▸ **Problem**: Among the lines of these entries, how many hold the word "triangle"? State only the number.

▸ **Stored data**:
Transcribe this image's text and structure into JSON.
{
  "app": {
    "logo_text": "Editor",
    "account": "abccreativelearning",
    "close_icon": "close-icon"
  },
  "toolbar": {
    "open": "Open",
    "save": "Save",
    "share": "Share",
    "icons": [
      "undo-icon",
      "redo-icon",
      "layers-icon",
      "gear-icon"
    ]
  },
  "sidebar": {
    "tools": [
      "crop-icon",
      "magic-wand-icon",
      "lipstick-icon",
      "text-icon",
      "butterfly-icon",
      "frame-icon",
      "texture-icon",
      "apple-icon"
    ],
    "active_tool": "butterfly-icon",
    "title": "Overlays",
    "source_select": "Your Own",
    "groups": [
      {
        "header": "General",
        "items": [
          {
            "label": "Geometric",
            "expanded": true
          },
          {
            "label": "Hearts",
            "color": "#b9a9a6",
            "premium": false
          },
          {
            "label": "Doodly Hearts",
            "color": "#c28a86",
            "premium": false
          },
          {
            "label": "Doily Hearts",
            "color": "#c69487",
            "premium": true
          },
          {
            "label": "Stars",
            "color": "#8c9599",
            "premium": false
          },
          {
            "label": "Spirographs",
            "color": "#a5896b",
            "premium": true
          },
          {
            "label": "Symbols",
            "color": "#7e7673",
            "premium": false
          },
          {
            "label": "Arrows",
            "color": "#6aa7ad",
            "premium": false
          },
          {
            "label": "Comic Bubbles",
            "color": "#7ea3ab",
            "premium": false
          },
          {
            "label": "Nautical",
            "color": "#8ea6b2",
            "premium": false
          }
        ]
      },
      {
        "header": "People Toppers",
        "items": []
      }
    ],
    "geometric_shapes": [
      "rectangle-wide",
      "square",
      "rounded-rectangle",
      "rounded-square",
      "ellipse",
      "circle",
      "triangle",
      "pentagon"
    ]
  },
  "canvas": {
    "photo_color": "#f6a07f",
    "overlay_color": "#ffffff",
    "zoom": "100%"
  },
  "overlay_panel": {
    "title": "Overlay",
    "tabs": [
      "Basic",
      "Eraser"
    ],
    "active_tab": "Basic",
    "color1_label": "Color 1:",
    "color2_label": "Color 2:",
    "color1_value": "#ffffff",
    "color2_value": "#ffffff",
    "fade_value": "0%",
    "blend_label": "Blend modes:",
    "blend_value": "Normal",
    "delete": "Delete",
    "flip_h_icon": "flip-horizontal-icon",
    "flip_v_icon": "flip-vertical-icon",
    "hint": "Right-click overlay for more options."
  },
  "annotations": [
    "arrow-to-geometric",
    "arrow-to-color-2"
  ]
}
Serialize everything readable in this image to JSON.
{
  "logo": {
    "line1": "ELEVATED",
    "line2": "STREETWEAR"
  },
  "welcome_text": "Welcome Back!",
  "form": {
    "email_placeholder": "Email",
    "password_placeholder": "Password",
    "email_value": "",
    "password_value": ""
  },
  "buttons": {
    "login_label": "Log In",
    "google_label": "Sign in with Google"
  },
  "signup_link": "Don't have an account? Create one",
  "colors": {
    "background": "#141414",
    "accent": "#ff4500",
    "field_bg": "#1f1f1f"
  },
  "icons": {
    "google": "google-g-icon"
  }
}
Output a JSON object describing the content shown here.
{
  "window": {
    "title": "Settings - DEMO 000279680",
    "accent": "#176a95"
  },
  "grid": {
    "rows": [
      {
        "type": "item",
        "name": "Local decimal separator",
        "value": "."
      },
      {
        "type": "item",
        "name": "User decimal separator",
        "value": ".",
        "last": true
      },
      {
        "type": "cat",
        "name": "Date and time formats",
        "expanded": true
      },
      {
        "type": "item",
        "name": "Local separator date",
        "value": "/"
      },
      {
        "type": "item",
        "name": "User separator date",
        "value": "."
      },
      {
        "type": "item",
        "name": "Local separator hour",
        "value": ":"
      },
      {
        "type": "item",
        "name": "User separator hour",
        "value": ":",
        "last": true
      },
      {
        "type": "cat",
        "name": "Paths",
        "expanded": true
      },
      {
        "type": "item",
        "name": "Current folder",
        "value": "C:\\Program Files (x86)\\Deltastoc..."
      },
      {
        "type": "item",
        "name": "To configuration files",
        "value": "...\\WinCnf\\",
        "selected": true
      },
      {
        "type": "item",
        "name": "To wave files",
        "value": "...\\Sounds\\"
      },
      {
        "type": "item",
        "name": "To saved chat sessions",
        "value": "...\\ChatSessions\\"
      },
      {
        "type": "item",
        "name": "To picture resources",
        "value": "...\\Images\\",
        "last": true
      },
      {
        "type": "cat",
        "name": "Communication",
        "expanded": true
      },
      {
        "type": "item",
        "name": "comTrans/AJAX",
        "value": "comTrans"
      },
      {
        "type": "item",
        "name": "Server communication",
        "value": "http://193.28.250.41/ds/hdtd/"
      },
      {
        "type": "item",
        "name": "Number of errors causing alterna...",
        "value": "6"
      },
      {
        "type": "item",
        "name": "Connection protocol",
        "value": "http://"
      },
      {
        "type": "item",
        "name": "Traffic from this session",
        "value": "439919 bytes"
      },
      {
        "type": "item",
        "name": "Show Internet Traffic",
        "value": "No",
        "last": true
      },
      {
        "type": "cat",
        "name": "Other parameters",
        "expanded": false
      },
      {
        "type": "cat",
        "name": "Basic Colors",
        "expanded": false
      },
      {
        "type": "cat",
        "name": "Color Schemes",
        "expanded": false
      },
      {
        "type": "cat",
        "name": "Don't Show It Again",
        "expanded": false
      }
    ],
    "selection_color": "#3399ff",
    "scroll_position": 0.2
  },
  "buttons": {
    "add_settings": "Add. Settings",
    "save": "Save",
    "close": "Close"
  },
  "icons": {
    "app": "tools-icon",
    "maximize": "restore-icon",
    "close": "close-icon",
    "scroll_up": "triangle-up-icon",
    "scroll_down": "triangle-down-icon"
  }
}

...

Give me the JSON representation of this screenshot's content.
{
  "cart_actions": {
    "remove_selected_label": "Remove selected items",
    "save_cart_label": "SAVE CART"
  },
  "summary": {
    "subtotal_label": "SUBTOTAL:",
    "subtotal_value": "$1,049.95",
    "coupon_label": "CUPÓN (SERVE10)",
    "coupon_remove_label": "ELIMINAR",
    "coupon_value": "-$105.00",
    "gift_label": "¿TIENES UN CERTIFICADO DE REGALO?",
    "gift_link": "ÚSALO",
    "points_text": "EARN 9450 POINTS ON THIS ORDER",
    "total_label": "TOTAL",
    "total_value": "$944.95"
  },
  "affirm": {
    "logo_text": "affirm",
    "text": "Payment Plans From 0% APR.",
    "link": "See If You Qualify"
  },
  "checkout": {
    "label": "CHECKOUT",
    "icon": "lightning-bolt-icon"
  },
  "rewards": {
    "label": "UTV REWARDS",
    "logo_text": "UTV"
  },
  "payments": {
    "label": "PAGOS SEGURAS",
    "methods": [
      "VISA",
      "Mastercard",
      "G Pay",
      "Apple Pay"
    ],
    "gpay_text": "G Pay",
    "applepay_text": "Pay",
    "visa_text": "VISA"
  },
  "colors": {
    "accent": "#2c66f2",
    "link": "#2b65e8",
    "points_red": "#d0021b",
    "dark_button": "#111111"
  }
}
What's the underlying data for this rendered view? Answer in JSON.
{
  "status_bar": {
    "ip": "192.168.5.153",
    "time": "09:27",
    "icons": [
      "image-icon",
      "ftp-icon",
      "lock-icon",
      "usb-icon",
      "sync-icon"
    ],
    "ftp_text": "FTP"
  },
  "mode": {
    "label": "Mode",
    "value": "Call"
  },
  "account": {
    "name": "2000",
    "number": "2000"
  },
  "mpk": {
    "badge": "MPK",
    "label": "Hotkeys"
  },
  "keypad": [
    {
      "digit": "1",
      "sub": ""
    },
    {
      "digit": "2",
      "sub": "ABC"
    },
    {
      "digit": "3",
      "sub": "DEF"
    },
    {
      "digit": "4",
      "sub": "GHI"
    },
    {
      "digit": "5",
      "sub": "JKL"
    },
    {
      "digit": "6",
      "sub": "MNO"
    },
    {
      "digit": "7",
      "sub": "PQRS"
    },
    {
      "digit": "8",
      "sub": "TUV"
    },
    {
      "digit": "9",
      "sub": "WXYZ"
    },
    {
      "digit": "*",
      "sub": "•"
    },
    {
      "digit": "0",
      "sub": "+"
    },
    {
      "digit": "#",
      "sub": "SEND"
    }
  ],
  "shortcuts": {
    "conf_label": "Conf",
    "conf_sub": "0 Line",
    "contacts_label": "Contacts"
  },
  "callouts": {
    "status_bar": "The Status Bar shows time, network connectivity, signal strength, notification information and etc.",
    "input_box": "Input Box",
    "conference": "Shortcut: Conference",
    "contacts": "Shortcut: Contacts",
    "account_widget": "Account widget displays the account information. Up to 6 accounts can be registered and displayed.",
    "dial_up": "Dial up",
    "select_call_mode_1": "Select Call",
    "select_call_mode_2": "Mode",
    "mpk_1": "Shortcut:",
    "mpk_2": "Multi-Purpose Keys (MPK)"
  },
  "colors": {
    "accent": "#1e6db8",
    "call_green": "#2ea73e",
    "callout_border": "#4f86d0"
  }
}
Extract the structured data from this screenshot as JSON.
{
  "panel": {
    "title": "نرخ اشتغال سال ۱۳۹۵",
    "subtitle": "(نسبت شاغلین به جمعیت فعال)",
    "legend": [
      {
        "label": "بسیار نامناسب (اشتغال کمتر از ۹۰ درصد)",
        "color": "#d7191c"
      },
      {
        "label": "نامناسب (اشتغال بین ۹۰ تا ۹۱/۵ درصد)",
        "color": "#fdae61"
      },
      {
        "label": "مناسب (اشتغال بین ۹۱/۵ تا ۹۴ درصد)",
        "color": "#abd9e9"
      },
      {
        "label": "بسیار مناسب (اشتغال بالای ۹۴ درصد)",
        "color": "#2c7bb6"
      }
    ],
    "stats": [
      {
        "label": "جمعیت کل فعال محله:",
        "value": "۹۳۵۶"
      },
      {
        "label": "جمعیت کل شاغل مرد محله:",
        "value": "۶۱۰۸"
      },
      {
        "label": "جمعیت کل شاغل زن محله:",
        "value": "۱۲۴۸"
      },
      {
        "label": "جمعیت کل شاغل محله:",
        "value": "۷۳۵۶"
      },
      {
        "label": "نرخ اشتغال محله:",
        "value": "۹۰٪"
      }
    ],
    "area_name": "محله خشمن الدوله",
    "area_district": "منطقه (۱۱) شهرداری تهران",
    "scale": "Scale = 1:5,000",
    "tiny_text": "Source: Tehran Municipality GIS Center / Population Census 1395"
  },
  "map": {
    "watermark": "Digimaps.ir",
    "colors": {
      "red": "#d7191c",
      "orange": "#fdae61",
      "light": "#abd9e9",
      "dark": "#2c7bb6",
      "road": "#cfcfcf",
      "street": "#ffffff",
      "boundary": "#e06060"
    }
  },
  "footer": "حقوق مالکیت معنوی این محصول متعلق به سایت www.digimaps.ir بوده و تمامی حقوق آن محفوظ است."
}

▸ **Exercise solution**: 3